Without the pictures, can you quote each line below exactly?
┄┄┄┄┄┄┄┄┄┄┄┄┄┄┄┄┄┄┄┄
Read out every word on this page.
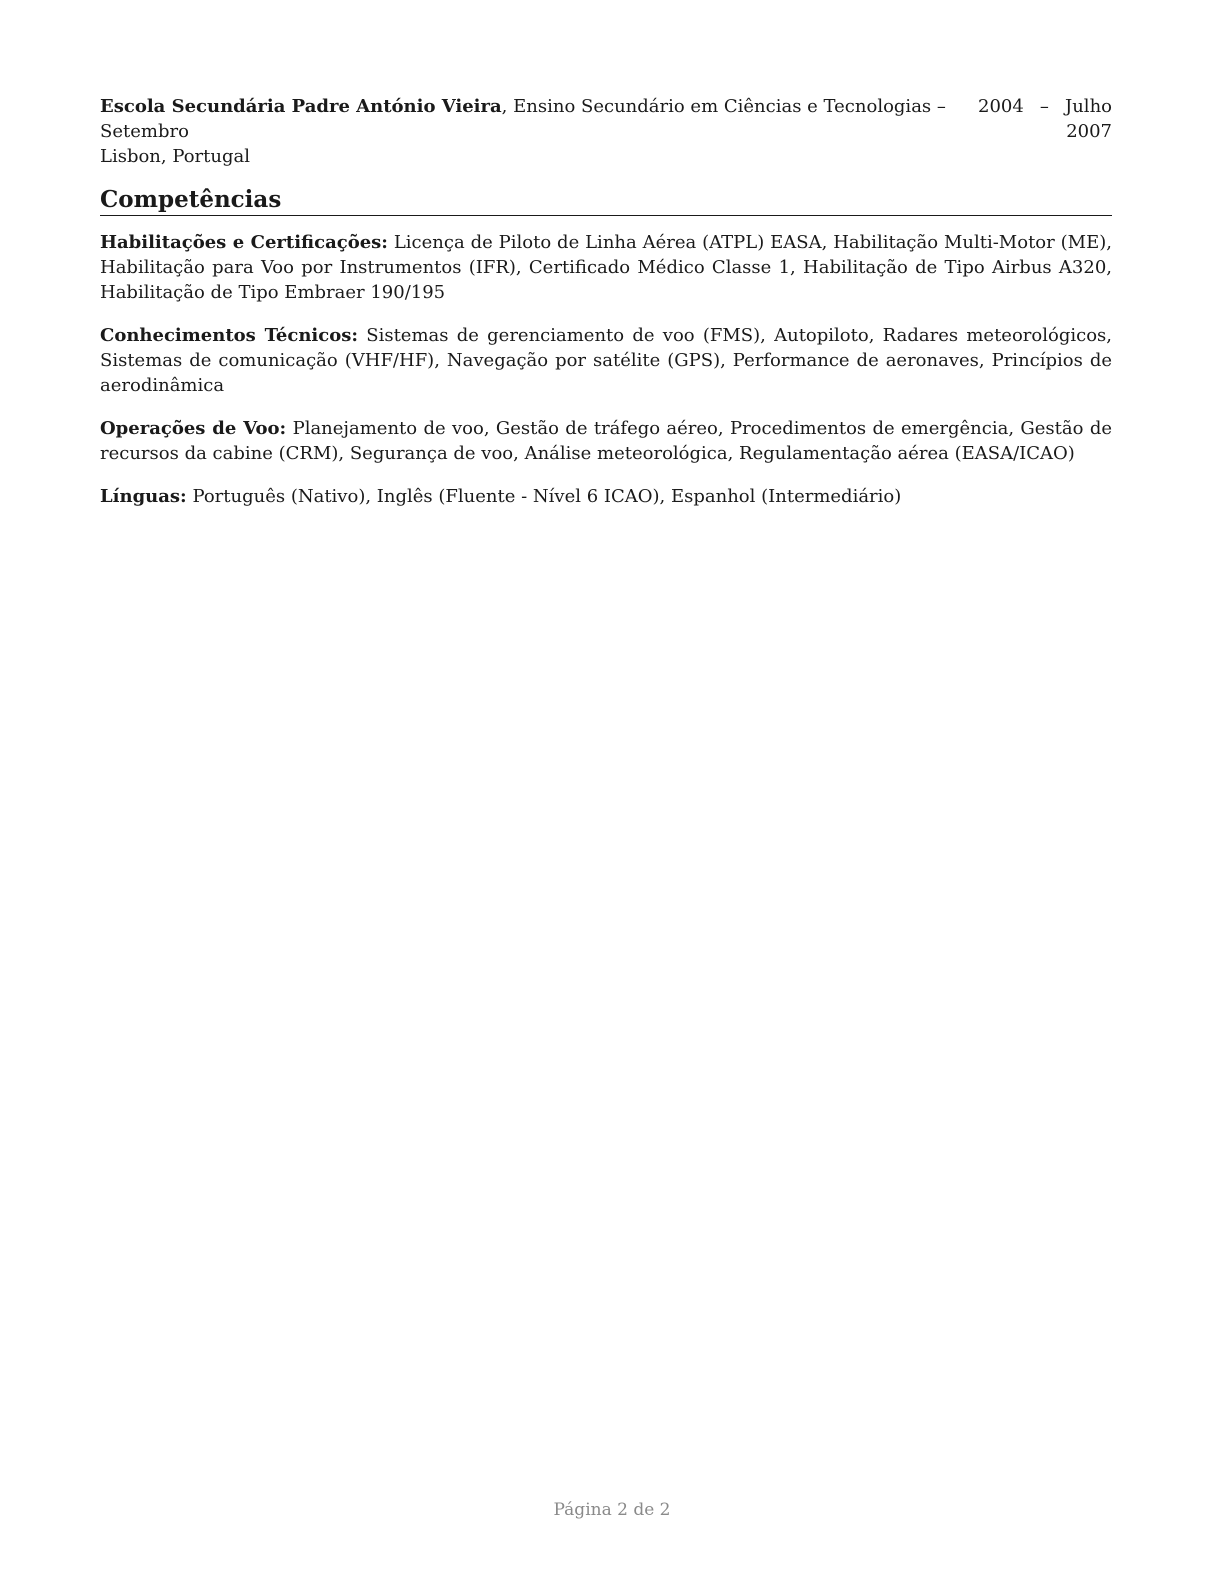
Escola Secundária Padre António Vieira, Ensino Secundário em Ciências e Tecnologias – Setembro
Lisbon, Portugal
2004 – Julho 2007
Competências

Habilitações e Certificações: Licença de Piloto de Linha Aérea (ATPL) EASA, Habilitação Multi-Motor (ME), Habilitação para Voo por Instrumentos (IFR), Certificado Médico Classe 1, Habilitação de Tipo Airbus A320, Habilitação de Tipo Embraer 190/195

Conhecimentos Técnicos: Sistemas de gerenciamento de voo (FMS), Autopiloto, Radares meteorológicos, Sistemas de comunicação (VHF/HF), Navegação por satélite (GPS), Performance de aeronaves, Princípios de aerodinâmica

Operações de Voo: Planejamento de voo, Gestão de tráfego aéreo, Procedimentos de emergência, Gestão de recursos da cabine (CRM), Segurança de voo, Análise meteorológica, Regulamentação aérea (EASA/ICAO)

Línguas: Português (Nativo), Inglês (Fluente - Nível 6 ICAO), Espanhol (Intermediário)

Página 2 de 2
┄┄┄┄┄┄┄┄┄┄┄┄┄┄┄┄┄┄┄┄
Written response:
Read out every word on this page.
Escola Secundária Padre António Vieira, Ensino Secundário em Ciências e Tecnologias – Setembro
Lisbon, Portugal
2004 – Julho 2007
Competências

Habilitações e Certificações: Licença de Piloto de Linha Aérea (ATPL) EASA, Habilitação Multi-Motor (ME), Habilitação para Voo por Instrumentos (IFR), Certificado Médico Classe 1, Habilitação de Tipo Airbus A320, Habilitação de Tipo Embraer 190/195

Conhecimentos Técnicos: Sistemas de gerenciamento de voo (FMS), Autopiloto, Radares meteorológicos, Sistemas de comunicação (VHF/HF), Navegação por satélite (GPS), Performance de aeronaves, Princípios de aerodinâmica

Operações de Voo: Planejamento de voo, Gestão de tráfego aéreo, Procedimentos de emergência, Gestão de recursos da cabine (CRM), Segurança de voo, Análise meteorológica, Regulamentação aérea (EASA/ICAO)

Línguas: Português (Nativo), Inglês (Fluente - Nível 6 ICAO), Espanhol (Intermediário)

Página 2 de 2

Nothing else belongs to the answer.